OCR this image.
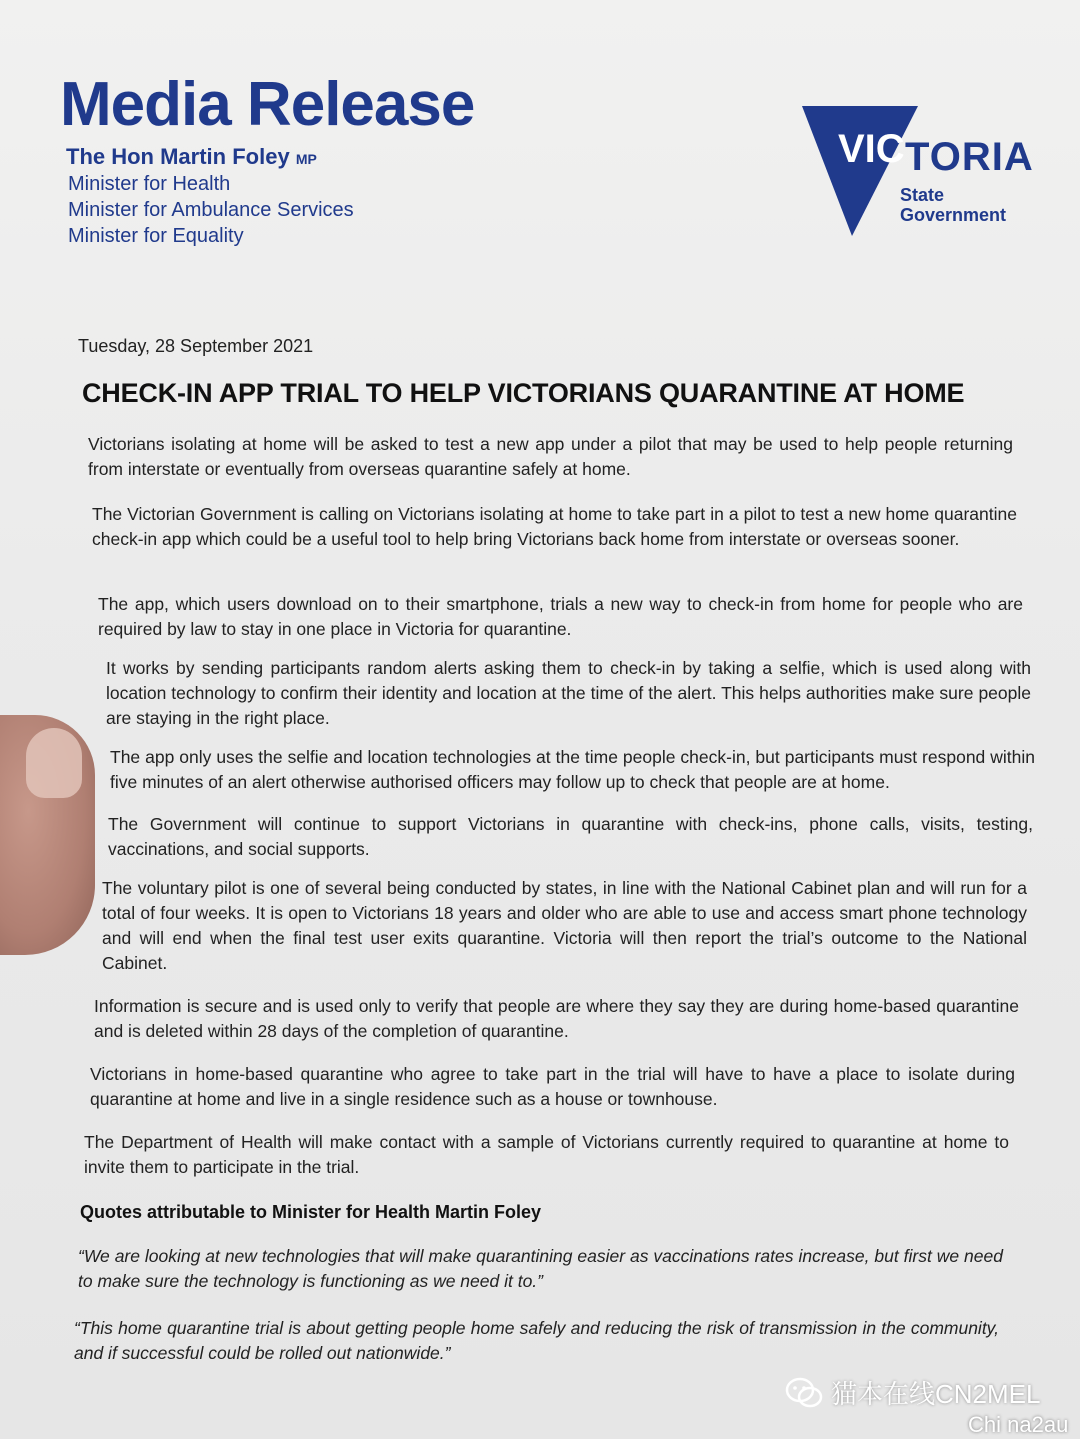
Media Release
The Hon Martin Foley MP
Minister for Health
Minister for Ambulance Services
Minister for Equality
VIC TORIA
State
Government
Tuesday, 28 September 2021
CHECK-IN APP TRIAL TO HELP VICTORIANS QUARANTINE AT HOME
Victorians isolating at home will be asked to test a new app under a pilot that may be used to help people returning from interstate or eventually from overseas quarantine safely at home.
The Victorian Government is calling on Victorians isolating at home to take part in a pilot to test a new home quarantine check-in app which could be a useful tool to help bring Victorians back home from interstate or overseas sooner.
The app, which users download on to their smartphone, trials a new way to check-in from home for people who are required by law to stay in one place in Victoria for quarantine.
It works by sending participants random alerts asking them to check-in by taking a selfie, which is used along with location technology to confirm their identity and location at the time of the alert. This helps authorities make sure people are staying in the right place.
The app only uses the selfie and location technologies at the time people check-in, but participants must respond within five minutes of an alert otherwise authorised officers may follow up to check that people are at home.
The Government will continue to support Victorians in quarantine with check-ins, phone calls, visits, testing, vaccinations, and social supports.
The voluntary pilot is one of several being conducted by states, in line with the National Cabinet plan and will run for a total of four weeks. It is open to Victorians 18 years and older who are able to use and access smart phone technology and will end when the final test user exits quarantine. Victoria will then report the trial’s outcome to the National Cabinet.
Information is secure and is used only to verify that people are where they say they are during home-based quarantine and is deleted within 28 days of the completion of quarantine.
Victorians in home-based quarantine who agree to take part in the trial will have to have a place to isolate during quarantine at home and live in a single residence such as a house or townhouse.
The Department of Health will make contact with a sample of Victorians currently required to quarantine at home to invite them to participate in the trial.
Quotes attributable to Minister for Health Martin Foley
“We are looking at new technologies that will make quarantining easier as vaccinations rates increase, but first we need to make sure the technology is functioning as we need it to.”
“This home quarantine trial is about getting people home safely and reducing the risk of transmission in the community, and if successful could be rolled out nationwide.”
猫本在线CN2MEL
Chi na2au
____________
**PROMPT**
Identify the lines of the entries containing the string "could". Copy each such line.

**RESPONSE TO THIS TASK**
The Victorian Government is calling on Victorians isolating at home to take part in a pilot to test a new home quarantine check-in app which could be a useful tool to help bring Victorians back home from interstate or overseas sooner.
“This home quarantine trial is about getting people home safely and reducing the risk of transmission in the community, and if successful could be rolled out nationwide.”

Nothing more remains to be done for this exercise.